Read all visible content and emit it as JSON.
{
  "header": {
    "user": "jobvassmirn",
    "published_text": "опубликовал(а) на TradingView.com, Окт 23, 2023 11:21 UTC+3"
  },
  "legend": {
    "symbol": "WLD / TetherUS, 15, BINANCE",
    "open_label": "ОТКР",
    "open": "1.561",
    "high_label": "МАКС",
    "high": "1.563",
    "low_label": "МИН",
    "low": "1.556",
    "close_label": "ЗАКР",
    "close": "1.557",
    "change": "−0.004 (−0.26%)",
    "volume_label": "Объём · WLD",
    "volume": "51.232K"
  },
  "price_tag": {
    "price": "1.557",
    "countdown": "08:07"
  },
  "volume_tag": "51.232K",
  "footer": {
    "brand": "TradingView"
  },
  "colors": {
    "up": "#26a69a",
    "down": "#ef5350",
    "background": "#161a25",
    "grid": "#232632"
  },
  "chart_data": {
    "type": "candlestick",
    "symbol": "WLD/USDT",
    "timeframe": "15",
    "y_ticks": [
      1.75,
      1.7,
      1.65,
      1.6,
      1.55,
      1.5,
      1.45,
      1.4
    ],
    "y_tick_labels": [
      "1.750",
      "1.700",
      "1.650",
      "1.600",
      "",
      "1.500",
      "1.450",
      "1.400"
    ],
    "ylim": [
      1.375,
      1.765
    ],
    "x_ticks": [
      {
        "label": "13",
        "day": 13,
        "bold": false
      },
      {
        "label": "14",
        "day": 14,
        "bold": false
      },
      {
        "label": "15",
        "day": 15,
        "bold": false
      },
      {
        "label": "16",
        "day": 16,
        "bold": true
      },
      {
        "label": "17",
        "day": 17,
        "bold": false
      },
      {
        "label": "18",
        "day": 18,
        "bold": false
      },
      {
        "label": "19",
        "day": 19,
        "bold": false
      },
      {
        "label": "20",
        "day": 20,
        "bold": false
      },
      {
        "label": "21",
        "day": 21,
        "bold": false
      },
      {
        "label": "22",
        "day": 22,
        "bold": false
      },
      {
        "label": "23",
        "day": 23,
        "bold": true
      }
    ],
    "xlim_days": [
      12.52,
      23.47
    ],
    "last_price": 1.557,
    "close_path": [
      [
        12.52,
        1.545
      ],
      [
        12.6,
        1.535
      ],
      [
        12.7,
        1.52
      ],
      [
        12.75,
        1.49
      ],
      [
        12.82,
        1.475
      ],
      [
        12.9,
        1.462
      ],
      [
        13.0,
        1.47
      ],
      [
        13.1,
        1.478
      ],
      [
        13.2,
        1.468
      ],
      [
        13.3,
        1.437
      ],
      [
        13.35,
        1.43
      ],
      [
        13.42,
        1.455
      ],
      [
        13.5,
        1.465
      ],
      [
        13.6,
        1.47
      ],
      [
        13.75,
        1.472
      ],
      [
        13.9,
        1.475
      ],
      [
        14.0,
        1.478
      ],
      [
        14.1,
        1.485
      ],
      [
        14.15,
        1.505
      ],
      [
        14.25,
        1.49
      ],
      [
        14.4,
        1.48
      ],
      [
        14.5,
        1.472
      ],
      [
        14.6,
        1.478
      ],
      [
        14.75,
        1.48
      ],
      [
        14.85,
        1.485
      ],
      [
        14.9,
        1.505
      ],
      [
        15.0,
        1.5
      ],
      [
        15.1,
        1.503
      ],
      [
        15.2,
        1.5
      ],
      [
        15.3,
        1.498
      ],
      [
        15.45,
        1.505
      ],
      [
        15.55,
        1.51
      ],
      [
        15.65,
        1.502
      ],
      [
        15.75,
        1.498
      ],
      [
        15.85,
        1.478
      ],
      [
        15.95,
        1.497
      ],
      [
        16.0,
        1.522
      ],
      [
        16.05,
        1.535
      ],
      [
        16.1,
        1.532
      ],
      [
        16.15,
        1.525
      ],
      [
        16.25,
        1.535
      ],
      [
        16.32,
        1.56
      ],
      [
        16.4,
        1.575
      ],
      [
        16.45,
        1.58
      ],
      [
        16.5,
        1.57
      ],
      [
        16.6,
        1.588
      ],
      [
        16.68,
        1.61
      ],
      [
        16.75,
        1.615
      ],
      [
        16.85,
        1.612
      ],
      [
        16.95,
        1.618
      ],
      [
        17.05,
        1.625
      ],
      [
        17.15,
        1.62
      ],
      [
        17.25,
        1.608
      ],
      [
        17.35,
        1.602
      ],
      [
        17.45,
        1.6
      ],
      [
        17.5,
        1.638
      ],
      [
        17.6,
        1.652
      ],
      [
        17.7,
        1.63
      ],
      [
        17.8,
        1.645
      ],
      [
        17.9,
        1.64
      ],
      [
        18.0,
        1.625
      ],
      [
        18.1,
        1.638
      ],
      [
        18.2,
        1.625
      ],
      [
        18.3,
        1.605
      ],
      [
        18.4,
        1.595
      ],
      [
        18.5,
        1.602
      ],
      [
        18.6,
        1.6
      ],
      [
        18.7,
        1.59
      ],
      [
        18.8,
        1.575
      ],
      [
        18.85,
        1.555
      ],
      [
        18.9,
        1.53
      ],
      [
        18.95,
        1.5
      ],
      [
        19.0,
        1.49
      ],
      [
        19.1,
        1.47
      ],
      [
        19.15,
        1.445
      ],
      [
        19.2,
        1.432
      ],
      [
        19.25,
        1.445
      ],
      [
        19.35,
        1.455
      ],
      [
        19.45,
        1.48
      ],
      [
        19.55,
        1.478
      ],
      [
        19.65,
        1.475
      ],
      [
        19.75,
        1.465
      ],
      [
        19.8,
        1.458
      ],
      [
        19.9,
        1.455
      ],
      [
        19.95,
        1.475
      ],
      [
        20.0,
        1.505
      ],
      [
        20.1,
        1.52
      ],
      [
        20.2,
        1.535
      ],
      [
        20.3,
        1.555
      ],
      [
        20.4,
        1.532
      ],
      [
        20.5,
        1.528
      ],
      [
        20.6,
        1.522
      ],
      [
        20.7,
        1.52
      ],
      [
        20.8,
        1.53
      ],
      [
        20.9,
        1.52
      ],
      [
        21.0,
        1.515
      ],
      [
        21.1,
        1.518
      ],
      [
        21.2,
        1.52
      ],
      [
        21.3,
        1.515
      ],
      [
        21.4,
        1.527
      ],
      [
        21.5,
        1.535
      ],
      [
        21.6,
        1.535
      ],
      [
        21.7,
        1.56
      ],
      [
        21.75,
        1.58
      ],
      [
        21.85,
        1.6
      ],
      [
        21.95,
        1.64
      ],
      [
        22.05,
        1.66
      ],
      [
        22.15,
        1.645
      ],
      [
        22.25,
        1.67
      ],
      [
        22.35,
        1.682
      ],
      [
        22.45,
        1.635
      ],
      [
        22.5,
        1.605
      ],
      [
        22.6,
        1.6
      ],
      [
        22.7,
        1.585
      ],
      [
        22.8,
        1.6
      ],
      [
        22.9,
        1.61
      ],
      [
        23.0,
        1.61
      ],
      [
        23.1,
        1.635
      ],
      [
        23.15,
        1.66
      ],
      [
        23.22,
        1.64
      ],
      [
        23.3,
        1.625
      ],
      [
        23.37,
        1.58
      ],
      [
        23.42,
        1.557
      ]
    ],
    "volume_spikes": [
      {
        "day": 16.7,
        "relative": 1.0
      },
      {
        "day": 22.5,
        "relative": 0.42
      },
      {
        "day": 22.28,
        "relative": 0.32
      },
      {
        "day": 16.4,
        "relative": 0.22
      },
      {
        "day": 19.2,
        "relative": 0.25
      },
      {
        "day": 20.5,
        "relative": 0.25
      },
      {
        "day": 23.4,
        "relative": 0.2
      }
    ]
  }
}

────────────────

Return all the data exactly as given.

Written solution -
Read all visible content and emit it as JSON.
{
  "header": {
    "user": "jobvassmirn",
    "published_text": "опубликовал(а) на TradingView.com, Окт 23, 2023 11:21 UTC+3"
  },
  "legend": {
    "symbol": "WLD / TetherUS, 15, BINANCE",
    "open_label": "ОТКР",
    "open": "1.561",
    "high_label": "МАКС",
    "high": "1.563",
    "low_label": "МИН",
    "low": "1.556",
    "close_label": "ЗАКР",
    "close": "1.557",
    "change": "−0.004 (−0.26%)",
    "volume_label": "Объём · WLD",
    "volume": "51.232K"
  },
  "price_tag": {
    "price": "1.557",
    "countdown": "08:07"
  },
  "volume_tag": "51.232K",
  "footer": {
    "brand": "TradingView"
  },
  "colors": {
    "up": "#26a69a",
    "down": "#ef5350",
    "background": "#161a25",
    "grid": "#232632"
  },
  "chart_data": {
    "type": "candlestick",
    "symbol": "WLD/USDT",
    "timeframe": "15",
    "y_ticks": [
      1.75,
      1.7,
      1.65,
      1.6,
      1.55,
      1.5,
      1.45,
      1.4
    ],
    "y_tick_labels": [
      "1.750",
      "1.700",
      "1.650",
      "1.600",
      "",
      "1.500",
      "1.450",
      "1.400"
    ],
    "ylim": [
      1.375,
      1.765
    ],
    "x_ticks": [
      {
        "label": "13",
        "day": 13,
        "bold": false
      },
      {
        "label": "14",
        "day": 14,
        "bold": false
      },
      {
        "label": "15",
        "day": 15,
        "bold": false
      },
      {
        "label": "16",
        "day": 16,
        "bold": true
      },
      {
        "label": "17",
        "day": 17,
        "bold": false
      },
      {
        "label": "18",
        "day": 18,
        "bold": false
      },
      {
        "label": "19",
        "day": 19,
        "bold": false
      },
      {
        "label": "20",
        "day": 20,
        "bold": false
      },
      {
        "label": "21",
        "day": 21,
        "bold": false
      },
      {
        "label": "22",
        "day": 22,
        "bold": false
      },
      {
        "label": "23",
        "day": 23,
        "bold": true
      }
    ],
    "xlim_days": [
      12.52,
      23.47
    ],
    "last_price": 1.557,
    "close_path": [
      [
        12.52,
        1.545
      ],
      [
        12.6,
        1.535
      ],
      [
        12.7,
        1.52
      ],
      [
        12.75,
        1.49
      ],
      [
        12.82,
        1.475
      ],
      [
        12.9,
        1.462
      ],
      [
        13.0,
        1.47
      ],
      [
        13.1,
        1.478
      ],
      [
        13.2,
        1.468
      ],
      [
        13.3,
        1.437
      ],
      [
        13.35,
        1.43
      ],
      [
        13.42,
        1.455
      ],
      [
        13.5,
        1.465
      ],
      [
        13.6,
        1.47
      ],
      [
        13.75,
        1.472
      ],
      [
        13.9,
        1.475
      ],
      [
        14.0,
        1.478
      ],
      [
        14.1,
        1.485
      ],
      [
        14.15,
        1.505
      ],
      [
        14.25,
        1.49
      ],
      [
        14.4,
        1.48
      ],
      [
        14.5,
        1.472
      ],
      [
        14.6,
        1.478
      ],
      [
        14.75,
        1.48
      ],
      [
        14.85,
        1.485
      ],
      [
        14.9,
        1.505
      ],
      [
        15.0,
        1.5
      ],
      [
        15.1,
        1.503
      ],
      [
        15.2,
        1.5
      ],
      [
        15.3,
        1.498
      ],
      [
        15.45,
        1.505
      ],
      [
        15.55,
        1.51
      ],
      [
        15.65,
        1.502
      ],
      [
        15.75,
        1.498
      ],
      [
        15.85,
        1.478
      ],
      [
        15.95,
        1.497
      ],
      [
        16.0,
        1.522
      ],
      [
        16.05,
        1.535
      ],
      [
        16.1,
        1.532
      ],
      [
        16.15,
        1.525
      ],
      [
        16.25,
        1.535
      ],
      [
        16.32,
        1.56
      ],
      [
        16.4,
        1.575
      ],
      [
        16.45,
        1.58
      ],
      [
        16.5,
        1.57
      ],
      [
        16.6,
        1.588
      ],
      [
        16.68,
        1.61
      ],
      [
        16.75,
        1.615
      ],
      [
        16.85,
        1.612
      ],
      [
        16.95,
        1.618
      ],
      [
        17.05,
        1.625
      ],
      [
        17.15,
        1.62
      ],
      [
        17.25,
        1.608
      ],
      [
        17.35,
        1.602
      ],
      [
        17.45,
        1.6
      ],
      [
        17.5,
        1.638
      ],
      [
        17.6,
        1.652
      ],
      [
        17.7,
        1.63
      ],
      [
        17.8,
        1.645
      ],
      [
        17.9,
        1.64
      ],
      [
        18.0,
        1.625
      ],
      [
        18.1,
        1.638
      ],
      [
        18.2,
        1.625
      ],
      [
        18.3,
        1.605
      ],
      [
        18.4,
        1.595
      ],
      [
        18.5,
        1.602
      ],
      [
        18.6,
        1.6
      ],
      [
        18.7,
        1.59
      ],
      [
        18.8,
        1.575
      ],
      [
        18.85,
        1.555
      ],
      [
        18.9,
        1.53
      ],
      [
        18.95,
        1.5
      ],
      [
        19.0,
        1.49
      ],
      [
        19.1,
        1.47
      ],
      [
        19.15,
        1.445
      ],
      [
        19.2,
        1.432
      ],
      [
        19.25,
        1.445
      ],
      [
        19.35,
        1.455
      ],
      [
        19.45,
        1.48
      ],
      [
        19.55,
        1.478
      ],
      [
        19.65,
        1.475
      ],
      [
        19.75,
        1.465
      ],
      [
        19.8,
        1.458
      ],
      [
        19.9,
        1.455
      ],
      [
        19.95,
        1.475
      ],
      [
        20.0,
        1.505
      ],
      [
        20.1,
        1.52
      ],
      [
        20.2,
        1.535
      ],
      [
        20.3,
        1.555
      ],
      [
        20.4,
        1.532
      ],
      [
        20.5,
        1.528
      ],
      [
        20.6,
        1.522
      ],
      [
        20.7,
        1.52
      ],
      [
        20.8,
        1.53
      ],
      [
        20.9,
        1.52
      ],
      [
        21.0,
        1.515
      ],
      [
        21.1,
        1.518
      ],
      [
        21.2,
        1.52
      ],
      [
        21.3,
        1.515
      ],
      [
        21.4,
        1.527
      ],
      [
        21.5,
        1.535
      ],
      [
        21.6,
        1.535
      ],
      [
        21.7,
        1.56
      ],
      [
        21.75,
        1.58
      ],
      [
        21.85,
        1.6
      ],
      [
        21.95,
        1.64
      ],
      [
        22.05,
        1.66
      ],
      [
        22.15,
        1.645
      ],
      [
        22.25,
        1.67
      ],
      [
        22.35,
        1.682
      ],
      [
        22.45,
        1.635
      ],
      [
        22.5,
        1.605
      ],
      [
        22.6,
        1.6
      ],
      [
        22.7,
        1.585
      ],
      [
        22.8,
        1.6
      ],
      [
        22.9,
        1.61
      ],
      [
        23.0,
        1.61
      ],
      [
        23.1,
        1.635
      ],
      [
        23.15,
        1.66
      ],
      [
        23.22,
        1.64
      ],
      [
        23.3,
        1.625
      ],
      [
        23.37,
        1.58
      ],
      [
        23.42,
        1.557
      ]
    ],
    "volume_spikes": [
      {
        "day": 16.7,
        "relative": 1.0
      },
      {
        "day": 22.5,
        "relative": 0.42
      },
      {
        "day": 22.28,
        "relative": 0.32
      },
      {
        "day": 16.4,
        "relative": 0.22
      },
      {
        "day": 19.2,
        "relative": 0.25
      },
      {
        "day": 20.5,
        "relative": 0.25
      },
      {
        "day": 23.4,
        "relative": 0.2
      }
    ]
  }
}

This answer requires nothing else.